What to work on: Find the lines of data that contain the string "metric", then list them.

Given data:
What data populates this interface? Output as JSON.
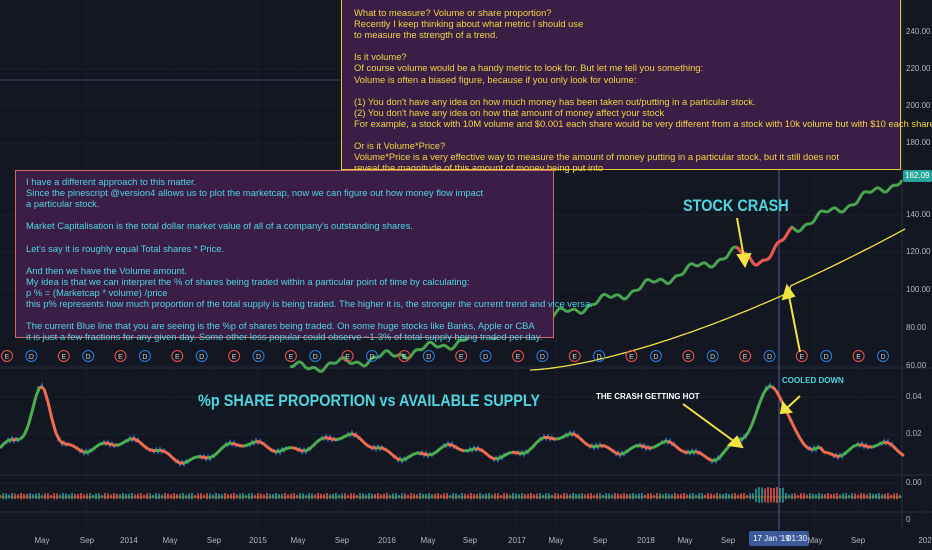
{
  "top_note": {
    "paragraphs": [
      [
        "What to measure? Volume or share proportion?",
        "Recently I keep thinking about what metric I should use",
        "to measure the strength of a trend."
      ],
      [
        "Is it volume?",
        "Of course volume would be a handy metric to look for. But let me tell you something:",
        "Volume is often a biased figure, because if you only look for volume:"
      ],
      [
        "(1) You don't have any idea on how much money has been taken out/putting in a particular stock.",
        "(2) You don't have any idea on how that amount of money affect your stock",
        "For example, a stock with 10M volume and $0.001 each share would be very different from a stock with 10k volume but with $10 each share,,,,"
      ],
      [
        "Or is it Volume*Price?",
        "Volume*Price is a very effective way to measure the amount of money putting in a particular stock, but it still does not",
        "reveal the magnitude of this amount of money being put into"
      ]
    ]
  },
  "left_note": {
    "paragraphs": [
      [
        "I have a different approach to this matter.",
        "Since the pinescript @version4 allows us to plot the marketcap, now we can figure out how money flow impact",
        "a particular stock."
      ],
      [
        "Market Capitalisation is the total dollar market value of all of a company's outstanding shares."
      ],
      [
        "Let's say it is roughly equal Total shares * Price."
      ],
      [
        "And then we have the Volume amount.",
        "My idea is that we can interpret the % of shares being traded within a particular point of time by calculating:",
        "p % = (Marketcap * volume) /price",
        "this p% represents how much proportion of the total supply is being traded. The higher it is, the stronger the current trend and vice versa."
      ],
      [
        "The current Blue line that you are seeing is the %p of shares being traded. On some huge stocks like Banks, Apple or CBA",
        "it is just a few fractions for any given day. Some other less popular could observe ~1-3% of total supply being traded per day."
      ]
    ]
  },
  "annotations": {
    "stock_crash": "STOCK CRASH",
    "pane_title": "%p SHARE PROPORTION vs AVAILABLE SUPPLY",
    "crash_hot": "THE CRASH GETTING HOT",
    "cooled": "COOLED DOWN"
  },
  "price_axis": [
    "240.00",
    "220.00",
    "200.00",
    "180.00",
    "140.00",
    "120.00",
    "100.00",
    "80.00",
    "60.00"
  ],
  "last_price": "162.09",
  "lower_axis": [
    "0.04",
    "0.02",
    "0.00",
    "0"
  ],
  "time_axis": [
    "May",
    "Sep",
    "2014",
    "May",
    "Sep",
    "2015",
    "May",
    "Sep",
    "2016",
    "May",
    "Sep",
    "2017",
    "May",
    "Sep",
    "2018",
    "May",
    "Sep",
    "May",
    "Sep",
    "202"
  ],
  "crosshair": {
    "date": "17 Jan '19",
    "time": "01:30"
  },
  "event_markers": [
    "E",
    "D",
    "E",
    "D",
    "E",
    "D",
    "E",
    "D",
    "E",
    "D",
    "E",
    "D",
    "E",
    "D",
    "E",
    "D",
    "E",
    "D",
    "E",
    "D",
    "E",
    "D",
    "E",
    "D",
    "E",
    "D",
    "E",
    "D",
    "E",
    "D",
    "E",
    "D"
  ]
}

The solution:
        "Recently I keep thinking about what metric I should use",
        "Of course volume would be a handy metric to look for. But let me tell you something:",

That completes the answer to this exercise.